EXERCISE DIRECTIONS: The records that follow need to be output exactly as they are.
— Begin INFORMATION GIVEN —
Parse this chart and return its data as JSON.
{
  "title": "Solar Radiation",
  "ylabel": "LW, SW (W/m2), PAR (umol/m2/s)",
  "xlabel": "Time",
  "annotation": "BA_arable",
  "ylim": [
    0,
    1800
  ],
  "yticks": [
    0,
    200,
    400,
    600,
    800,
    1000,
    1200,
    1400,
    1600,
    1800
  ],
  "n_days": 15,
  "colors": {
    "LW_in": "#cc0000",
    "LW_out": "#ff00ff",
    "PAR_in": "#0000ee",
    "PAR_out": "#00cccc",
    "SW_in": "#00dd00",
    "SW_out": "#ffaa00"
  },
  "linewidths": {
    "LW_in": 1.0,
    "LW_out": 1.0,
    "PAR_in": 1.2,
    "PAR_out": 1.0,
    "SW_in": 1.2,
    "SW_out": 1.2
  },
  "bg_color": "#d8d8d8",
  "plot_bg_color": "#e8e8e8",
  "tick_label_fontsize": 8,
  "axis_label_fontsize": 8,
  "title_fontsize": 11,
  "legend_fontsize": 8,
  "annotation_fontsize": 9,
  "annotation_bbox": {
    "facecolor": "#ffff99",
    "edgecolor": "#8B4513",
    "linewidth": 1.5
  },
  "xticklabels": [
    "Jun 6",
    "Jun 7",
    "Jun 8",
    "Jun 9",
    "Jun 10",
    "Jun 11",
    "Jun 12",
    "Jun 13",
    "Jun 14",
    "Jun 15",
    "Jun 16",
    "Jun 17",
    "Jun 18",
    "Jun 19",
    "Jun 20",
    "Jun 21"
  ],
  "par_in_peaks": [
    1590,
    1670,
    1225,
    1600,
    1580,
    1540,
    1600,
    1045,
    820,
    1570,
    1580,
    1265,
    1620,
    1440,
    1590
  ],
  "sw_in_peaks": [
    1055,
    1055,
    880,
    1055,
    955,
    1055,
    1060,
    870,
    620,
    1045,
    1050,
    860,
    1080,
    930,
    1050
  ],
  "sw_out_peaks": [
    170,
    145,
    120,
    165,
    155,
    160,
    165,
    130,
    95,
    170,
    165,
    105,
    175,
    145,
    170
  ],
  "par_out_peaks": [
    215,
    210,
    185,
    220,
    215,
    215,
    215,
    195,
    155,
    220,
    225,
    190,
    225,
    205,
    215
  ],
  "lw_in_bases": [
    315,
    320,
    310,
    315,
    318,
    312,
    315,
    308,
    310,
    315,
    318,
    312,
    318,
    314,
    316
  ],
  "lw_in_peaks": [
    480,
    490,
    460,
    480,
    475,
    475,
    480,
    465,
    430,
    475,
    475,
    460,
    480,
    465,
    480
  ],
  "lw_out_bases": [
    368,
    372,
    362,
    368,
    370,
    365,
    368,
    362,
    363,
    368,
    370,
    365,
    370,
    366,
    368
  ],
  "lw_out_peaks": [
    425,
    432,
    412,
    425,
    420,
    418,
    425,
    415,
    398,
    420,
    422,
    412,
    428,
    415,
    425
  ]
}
— End INFORMATION GIVEN —
RESULT OF THE TASK:
Parse this chart and return its data as JSON.
{
  "title": "Solar Radiation",
  "ylabel": "LW, SW (W/m2), PAR (umol/m2/s)",
  "xlabel": "Time",
  "annotation": "BA_arable",
  "ylim": [
    0,
    1800
  ],
  "yticks": [
    0,
    200,
    400,
    600,
    800,
    1000,
    1200,
    1400,
    1600,
    1800
  ],
  "n_days": 15,
  "colors": {
    "LW_in": "#cc0000",
    "LW_out": "#ff00ff",
    "PAR_in": "#0000ee",
    "PAR_out": "#00cccc",
    "SW_in": "#00dd00",
    "SW_out": "#ffaa00"
  },
  "linewidths": {
    "LW_in": 1.0,
    "LW_out": 1.0,
    "PAR_in": 1.2,
    "PAR_out": 1.0,
    "SW_in": 1.2,
    "SW_out": 1.2
  },
  "bg_color": "#d8d8d8",
  "plot_bg_color": "#e8e8e8",
  "tick_label_fontsize": 8,
  "axis_label_fontsize": 8,
  "title_fontsize": 11,
  "legend_fontsize": 8,
  "annotation_fontsize": 9,
  "annotation_bbox": {
    "facecolor": "#ffff99",
    "edgecolor": "#8B4513",
    "linewidth": 1.5
  },
  "xticklabels": [
    "Jun 6",
    "Jun 7",
    "Jun 8",
    "Jun 9",
    "Jun 10",
    "Jun 11",
    "Jun 12",
    "Jun 13",
    "Jun 14",
    "Jun 15",
    "Jun 16",
    "Jun 17",
    "Jun 18",
    "Jun 19",
    "Jun 20",
    "Jun 21"
  ],
  "par_in_peaks": [
    1590,
    1670,
    1225,
    1600,
    1580,
    1540,
    1600,
    1045,
    820,
    1570,
    1580,
    1265,
    1620,
    1440,
    1590
  ],
  "sw_in_peaks": [
    1055,
    1055,
    880,
    1055,
    955,
    1055,
    1060,
    870,
    620,
    1045,
    1050,
    860,
    1080,
    930,
    1050
  ],
  "sw_out_peaks": [
    170,
    145,
    120,
    165,
    155,
    160,
    165,
    130,
    95,
    170,
    165,
    105,
    175,
    145,
    170
  ],
  "par_out_peaks": [
    215,
    210,
    185,
    220,
    215,
    215,
    215,
    195,
    155,
    220,
    225,
    190,
    225,
    205,
    215
  ],
  "lw_in_bases": [
    315,
    320,
    310,
    315,
    318,
    312,
    315,
    308,
    310,
    315,
    318,
    312,
    318,
    314,
    316
  ],
  "lw_in_peaks": [
    480,
    490,
    460,
    480,
    475,
    475,
    480,
    465,
    430,
    475,
    475,
    460,
    480,
    465,
    480
  ],
  "lw_out_bases": [
    368,
    372,
    362,
    368,
    370,
    365,
    368,
    362,
    363,
    368,
    370,
    365,
    370,
    366,
    368
  ],
  "lw_out_peaks": [
    425,
    432,
    412,
    425,
    420,
    418,
    425,
    415,
    398,
    420,
    422,
    412,
    428,
    415,
    425
  ]
}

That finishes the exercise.